• [STATED PROBLEM] Using the data below, repeat all of it precisely.
◇ ◇ ◇ ◇ ◇
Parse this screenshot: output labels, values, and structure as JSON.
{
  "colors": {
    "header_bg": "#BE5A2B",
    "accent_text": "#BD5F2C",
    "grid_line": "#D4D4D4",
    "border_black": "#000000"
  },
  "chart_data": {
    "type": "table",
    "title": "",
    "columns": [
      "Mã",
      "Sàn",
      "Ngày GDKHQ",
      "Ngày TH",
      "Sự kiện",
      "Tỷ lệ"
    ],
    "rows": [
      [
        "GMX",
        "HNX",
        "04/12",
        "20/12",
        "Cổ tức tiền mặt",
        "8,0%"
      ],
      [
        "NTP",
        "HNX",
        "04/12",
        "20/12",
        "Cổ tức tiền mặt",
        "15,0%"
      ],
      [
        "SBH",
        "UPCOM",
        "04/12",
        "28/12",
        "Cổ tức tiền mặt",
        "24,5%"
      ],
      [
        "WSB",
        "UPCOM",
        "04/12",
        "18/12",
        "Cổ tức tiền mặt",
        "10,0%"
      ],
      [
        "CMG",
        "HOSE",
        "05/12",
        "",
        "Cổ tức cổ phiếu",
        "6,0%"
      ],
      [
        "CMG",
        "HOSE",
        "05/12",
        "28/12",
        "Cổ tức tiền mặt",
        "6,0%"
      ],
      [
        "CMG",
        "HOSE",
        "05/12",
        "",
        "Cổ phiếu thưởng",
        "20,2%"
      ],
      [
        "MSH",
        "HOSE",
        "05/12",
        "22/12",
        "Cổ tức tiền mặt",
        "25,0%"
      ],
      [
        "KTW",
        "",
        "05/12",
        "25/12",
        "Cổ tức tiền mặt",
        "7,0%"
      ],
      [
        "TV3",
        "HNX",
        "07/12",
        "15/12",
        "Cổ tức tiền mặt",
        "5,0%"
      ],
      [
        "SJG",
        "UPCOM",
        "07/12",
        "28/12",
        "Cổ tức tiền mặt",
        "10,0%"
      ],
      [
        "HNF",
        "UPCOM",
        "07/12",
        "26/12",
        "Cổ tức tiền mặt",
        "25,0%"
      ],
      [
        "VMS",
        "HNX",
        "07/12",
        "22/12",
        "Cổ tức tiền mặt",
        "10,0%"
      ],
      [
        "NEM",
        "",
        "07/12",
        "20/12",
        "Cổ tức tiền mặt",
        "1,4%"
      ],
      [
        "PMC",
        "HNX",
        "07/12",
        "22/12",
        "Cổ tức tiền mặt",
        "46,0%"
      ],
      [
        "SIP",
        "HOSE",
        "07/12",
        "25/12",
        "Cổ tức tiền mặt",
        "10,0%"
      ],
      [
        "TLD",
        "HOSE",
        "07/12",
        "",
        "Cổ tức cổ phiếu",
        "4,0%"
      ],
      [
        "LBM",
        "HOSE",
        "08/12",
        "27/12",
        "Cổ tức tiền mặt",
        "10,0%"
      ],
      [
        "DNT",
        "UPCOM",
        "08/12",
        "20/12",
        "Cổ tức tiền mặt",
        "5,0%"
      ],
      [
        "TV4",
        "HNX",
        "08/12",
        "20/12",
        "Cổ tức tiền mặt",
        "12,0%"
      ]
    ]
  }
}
◇ ◇ ◇ ◇ ◇
• [ANSWER TO THIS PROBLEM]
Parse this screenshot: output labels, values, and structure as JSON.
{
  "colors": {
    "header_bg": "#BE5A2B",
    "accent_text": "#BD5F2C",
    "grid_line": "#D4D4D4",
    "border_black": "#000000"
  },
  "chart_data": {
    "type": "table",
    "title": "",
    "columns": [
      "Mã",
      "Sàn",
      "Ngày GDKHQ",
      "Ngày TH",
      "Sự kiện",
      "Tỷ lệ"
    ],
    "rows": [
      [
        "GMX",
        "HNX",
        "04/12",
        "20/12",
        "Cổ tức tiền mặt",
        "8,0%"
      ],
      [
        "NTP",
        "HNX",
        "04/12",
        "20/12",
        "Cổ tức tiền mặt",
        "15,0%"
      ],
      [
        "SBH",
        "UPCOM",
        "04/12",
        "28/12",
        "Cổ tức tiền mặt",
        "24,5%"
      ],
      [
        "WSB",
        "UPCOM",
        "04/12",
        "18/12",
        "Cổ tức tiền mặt",
        "10,0%"
      ],
      [
        "CMG",
        "HOSE",
        "05/12",
        "",
        "Cổ tức cổ phiếu",
        "6,0%"
      ],
      [
        "CMG",
        "HOSE",
        "05/12",
        "28/12",
        "Cổ tức tiền mặt",
        "6,0%"
      ],
      [
        "CMG",
        "HOSE",
        "05/12",
        "",
        "Cổ phiếu thưởng",
        "20,2%"
      ],
      [
        "MSH",
        "HOSE",
        "05/12",
        "22/12",
        "Cổ tức tiền mặt",
        "25,0%"
      ],
      [
        "KTW",
        "",
        "05/12",
        "25/12",
        "Cổ tức tiền mặt",
        "7,0%"
      ],
      [
        "TV3",
        "HNX",
        "07/12",
        "15/12",
        "Cổ tức tiền mặt",
        "5,0%"
      ],
      [
        "SJG",
        "UPCOM",
        "07/12",
        "28/12",
        "Cổ tức tiền mặt",
        "10,0%"
      ],
      [
        "HNF",
        "UPCOM",
        "07/12",
        "26/12",
        "Cổ tức tiền mặt",
        "25,0%"
      ],
      [
        "VMS",
        "HNX",
        "07/12",
        "22/12",
        "Cổ tức tiền mặt",
        "10,0%"
      ],
      [
        "NEM",
        "",
        "07/12",
        "20/12",
        "Cổ tức tiền mặt",
        "1,4%"
      ],
      [
        "PMC",
        "HNX",
        "07/12",
        "22/12",
        "Cổ tức tiền mặt",
        "46,0%"
      ],
      [
        "SIP",
        "HOSE",
        "07/12",
        "25/12",
        "Cổ tức tiền mặt",
        "10,0%"
      ],
      [
        "TLD",
        "HOSE",
        "07/12",
        "",
        "Cổ tức cổ phiếu",
        "4,0%"
      ],
      [
        "LBM",
        "HOSE",
        "08/12",
        "27/12",
        "Cổ tức tiền mặt",
        "10,0%"
      ],
      [
        "DNT",
        "UPCOM",
        "08/12",
        "20/12",
        "Cổ tức tiền mặt",
        "5,0%"
      ],
      [
        "TV4",
        "HNX",
        "08/12",
        "20/12",
        "Cổ tức tiền mặt",
        "12,0%"
      ]
    ]
  }
}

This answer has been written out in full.